_Extracted material_
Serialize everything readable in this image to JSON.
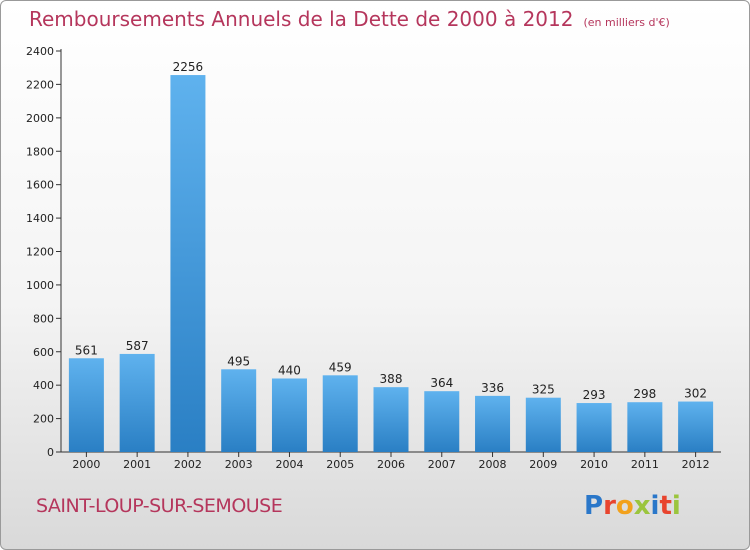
{
  "header": {
    "title": "Remboursements Annuels de la Dette de 2000 à 2012",
    "unit": "(en milliers d'€)"
  },
  "footer": {
    "commune": "SAINT-LOUP-SUR-SEMOUSE",
    "logo_letters": [
      "P",
      "r",
      "o",
      "x",
      "i",
      "t",
      "i"
    ],
    "logo_colors": [
      "#2a77c9",
      "#e8442e",
      "#f2a11c",
      "#9bc53d",
      "#2a77c9",
      "#e8442e",
      "#9bc53d"
    ]
  },
  "chart_data": {
    "type": "bar",
    "title": "Remboursements Annuels de la Dette de 2000 à 2012",
    "xlabel": "",
    "ylabel": "",
    "categories": [
      "2000",
      "2001",
      "2002",
      "2003",
      "2004",
      "2005",
      "2006",
      "2007",
      "2008",
      "2009",
      "2010",
      "2011",
      "2012"
    ],
    "values": [
      561,
      587,
      2256,
      495,
      440,
      459,
      388,
      364,
      336,
      325,
      293,
      298,
      302
    ],
    "ylim": [
      0,
      2400
    ],
    "yticks": [
      0,
      200,
      400,
      600,
      800,
      1000,
      1200,
      1400,
      1600,
      1800,
      2000,
      2200,
      2400
    ],
    "grid": false,
    "bar_color": "#3d9ae0"
  }
}
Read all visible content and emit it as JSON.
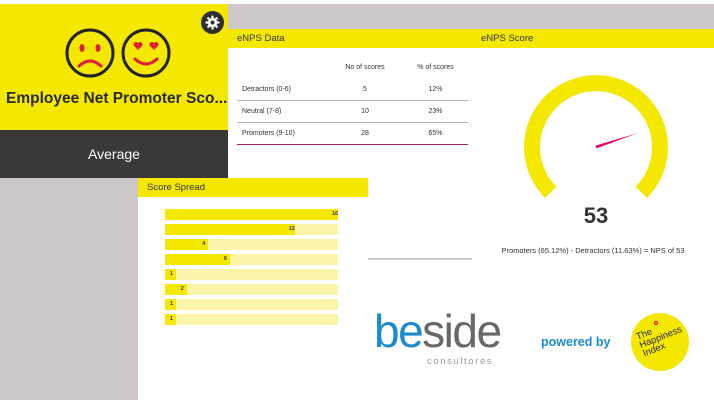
{
  "title_card": {
    "title": "Employee Net Promoter Sco...",
    "rating": "Average",
    "icons": [
      "sad-face-icon",
      "heart-eyes-face-icon",
      "gear-icon"
    ]
  },
  "data_card": {
    "header": "eNPS Data",
    "columns": [
      "No of scores",
      "% of scores"
    ],
    "rows": [
      {
        "label": "Detractors (0-6)",
        "count": "5",
        "pct": "12%"
      },
      {
        "label": "Neutral (7-8)",
        "count": "10",
        "pct": "23%"
      },
      {
        "label": "Promoters (9-10)",
        "count": "28",
        "pct": "65%"
      }
    ]
  },
  "score_card": {
    "header": "eNPS Score",
    "value": "53",
    "min_label": "-100",
    "max_label": "100",
    "needle_value": 53,
    "summary": "Promoters (65.12%) - Detractors (11.63%) = NPS of 53"
  },
  "spread_card": {
    "header": "Score Spread",
    "max": 16,
    "bars": [
      {
        "value": 16,
        "label": "16"
      },
      {
        "value": 12,
        "label": "12"
      },
      {
        "value": 4,
        "label": "4"
      },
      {
        "value": 6,
        "label": "6"
      },
      {
        "value": 1,
        "label": "1"
      },
      {
        "value": 2,
        "label": "2"
      },
      {
        "value": 1,
        "label": "1"
      },
      {
        "value": 1,
        "label": "1"
      }
    ]
  },
  "branding": {
    "beside_be": "be",
    "beside_side": "side",
    "consultores": "consultores",
    "powered_by": "powered by",
    "hi_line1": "The",
    "hi_line2": "Happiness",
    "hi_line3": "Index"
  },
  "colors": {
    "accent_yellow": "#f4e800",
    "dark": "#3b3838",
    "brand_blue": "#1a8ad1",
    "needle": "#e5006d",
    "background": "#cdc8c7"
  }
}
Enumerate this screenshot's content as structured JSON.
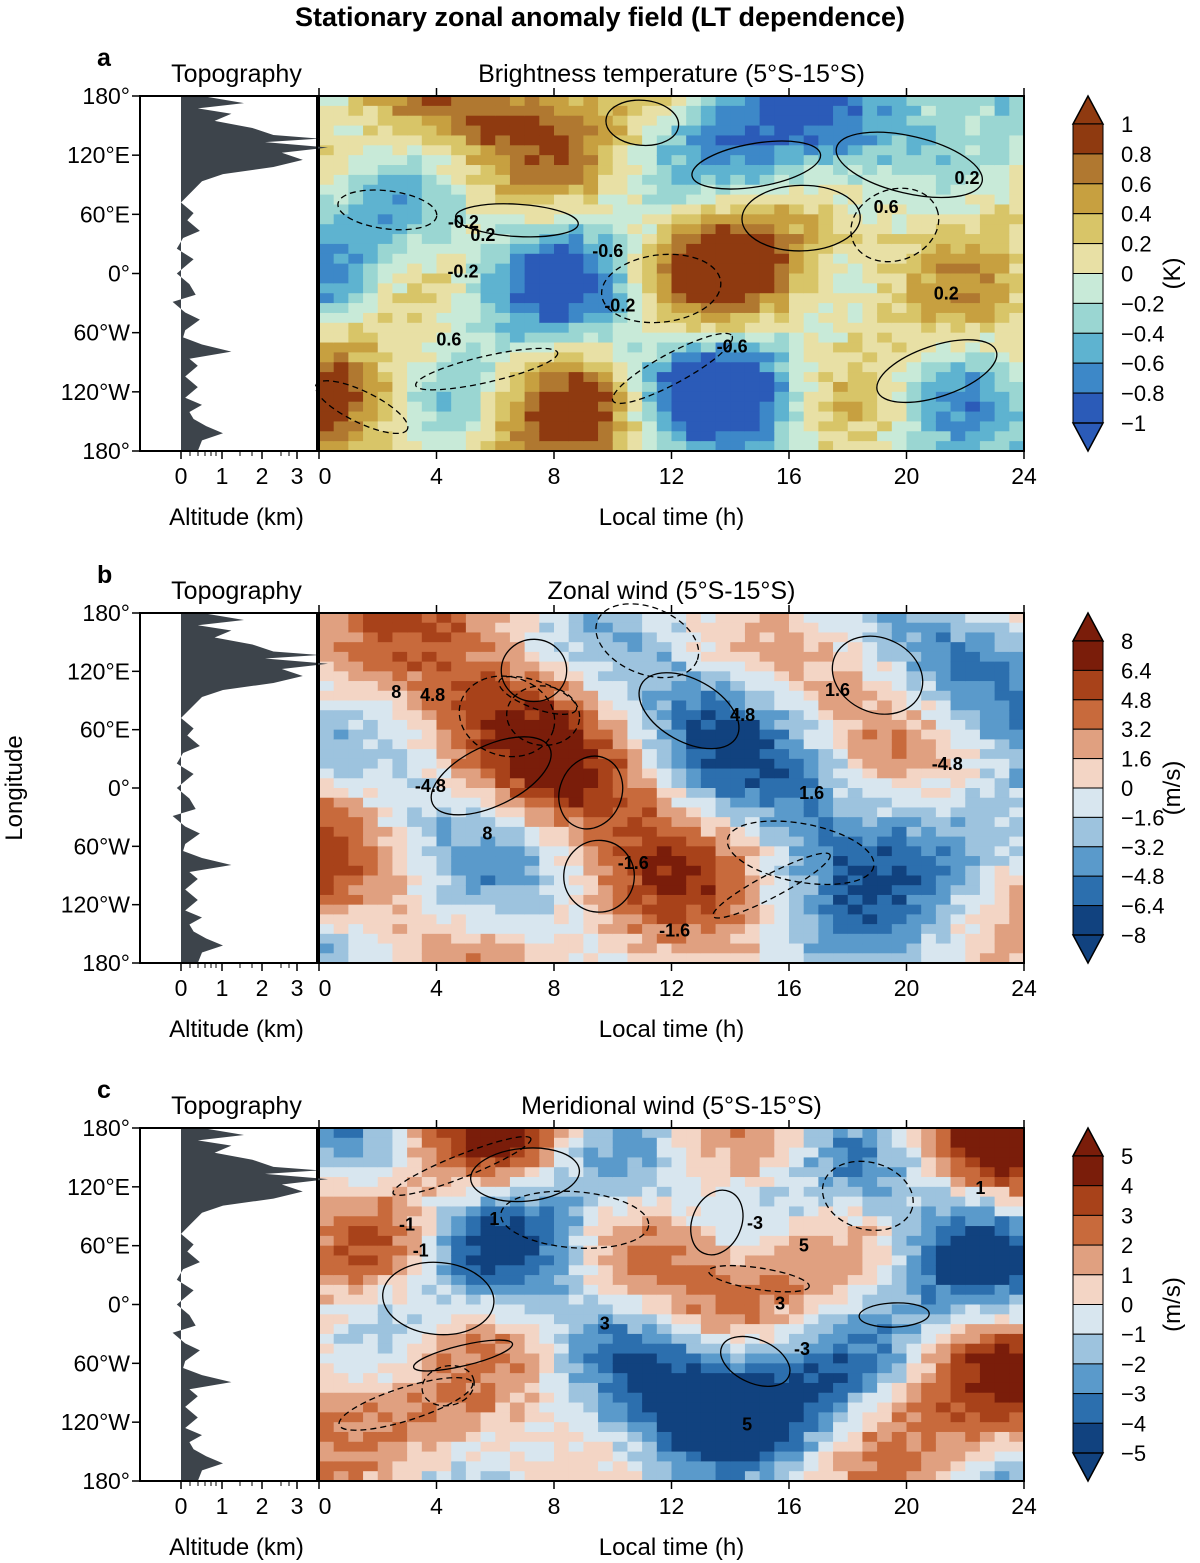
{
  "figure_title": "Stationary zonal anomaly field (LT dependence)",
  "chart_data": [
    {
      "type": "heatmap",
      "panel_label": "a",
      "topography_title": "Topography",
      "title": "Brightness temperature (5°S-15°S)",
      "xlabel": "Local time (h)",
      "topo_xlabel": "Altitude (km)",
      "ylabel": "",
      "x_ticks": [
        "0",
        "4",
        "8",
        "12",
        "16",
        "20",
        "24"
      ],
      "y_ticks": [
        "180°",
        "120°E",
        "60°E",
        "0°",
        "60°W",
        "120°W",
        "180°"
      ],
      "topo_ticks": [
        "0",
        "1",
        "2",
        "3"
      ],
      "xlim": [
        0,
        24
      ],
      "ylim": [
        -180,
        180
      ],
      "colorbar_label": "(K)",
      "colorbar_ticks": [
        "1",
        "0.8",
        "0.6",
        "0.4",
        "0.2",
        "0",
        "−0.2",
        "−0.4",
        "−0.6",
        "−0.8",
        "−1"
      ],
      "colorbar_colors": [
        "#8f3a10",
        "#b07830",
        "#c7a040",
        "#d8c568",
        "#e8e0a5",
        "#c8ead8",
        "#9ad6d2",
        "#5eb3d0",
        "#3d88c8",
        "#2b5bb8"
      ],
      "contour_labels": [
        "0.2",
        "-0.2",
        "0.6",
        "-0.6"
      ]
    },
    {
      "type": "heatmap",
      "panel_label": "b",
      "topography_title": "Topography",
      "title": "Zonal wind (5°S-15°S)",
      "xlabel": "Local time (h)",
      "topo_xlabel": "Altitude (km)",
      "ylabel": "Longitude",
      "x_ticks": [
        "0",
        "4",
        "8",
        "12",
        "16",
        "20",
        "24"
      ],
      "y_ticks": [
        "180°",
        "120°E",
        "60°E",
        "0°",
        "60°W",
        "120°W",
        "180°"
      ],
      "topo_ticks": [
        "0",
        "1",
        "2",
        "3"
      ],
      "xlim": [
        0,
        24
      ],
      "ylim": [
        -180,
        180
      ],
      "colorbar_label": "(m/s)",
      "colorbar_ticks": [
        "8",
        "6.4",
        "4.8",
        "3.2",
        "1.6",
        "0",
        "−1.6",
        "−3.2",
        "−4.8",
        "−6.4",
        "−8"
      ],
      "colorbar_colors": [
        "#7a1d0a",
        "#a8421a",
        "#c86a3c",
        "#e0a080",
        "#f3d5c5",
        "#d8e6ef",
        "#9dc3de",
        "#5a9acb",
        "#2c6fae",
        "#11427f"
      ],
      "contour_labels": [
        "1.6",
        "-1.6",
        "4.8",
        "-4.8",
        "8"
      ]
    },
    {
      "type": "heatmap",
      "panel_label": "c",
      "topography_title": "Topography",
      "title": "Meridional wind (5°S-15°S)",
      "xlabel": "Local time (h)",
      "topo_xlabel": "Altitude (km)",
      "ylabel": "",
      "x_ticks": [
        "0",
        "4",
        "8",
        "12",
        "16",
        "20",
        "24"
      ],
      "y_ticks": [
        "180°",
        "120°E",
        "60°E",
        "0°",
        "60°W",
        "120°W",
        "180°"
      ],
      "topo_ticks": [
        "0",
        "1",
        "2",
        "3"
      ],
      "xlim": [
        0,
        24
      ],
      "ylim": [
        -180,
        180
      ],
      "colorbar_label": "(m/s)",
      "colorbar_ticks": [
        "5",
        "4",
        "3",
        "2",
        "1",
        "0",
        "−1",
        "−2",
        "−3",
        "−4",
        "−5"
      ],
      "colorbar_colors": [
        "#7a1d0a",
        "#a8421a",
        "#c86a3c",
        "#e0a080",
        "#f3d5c5",
        "#d8e6ef",
        "#9dc3de",
        "#5a9acb",
        "#2c6fae",
        "#11427f"
      ],
      "contour_labels": [
        "1",
        "-1",
        "3",
        "-3",
        "5"
      ]
    }
  ]
}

_Request_
How many of the lines above include the word "this"? Respond with the number alone.

_The response_
2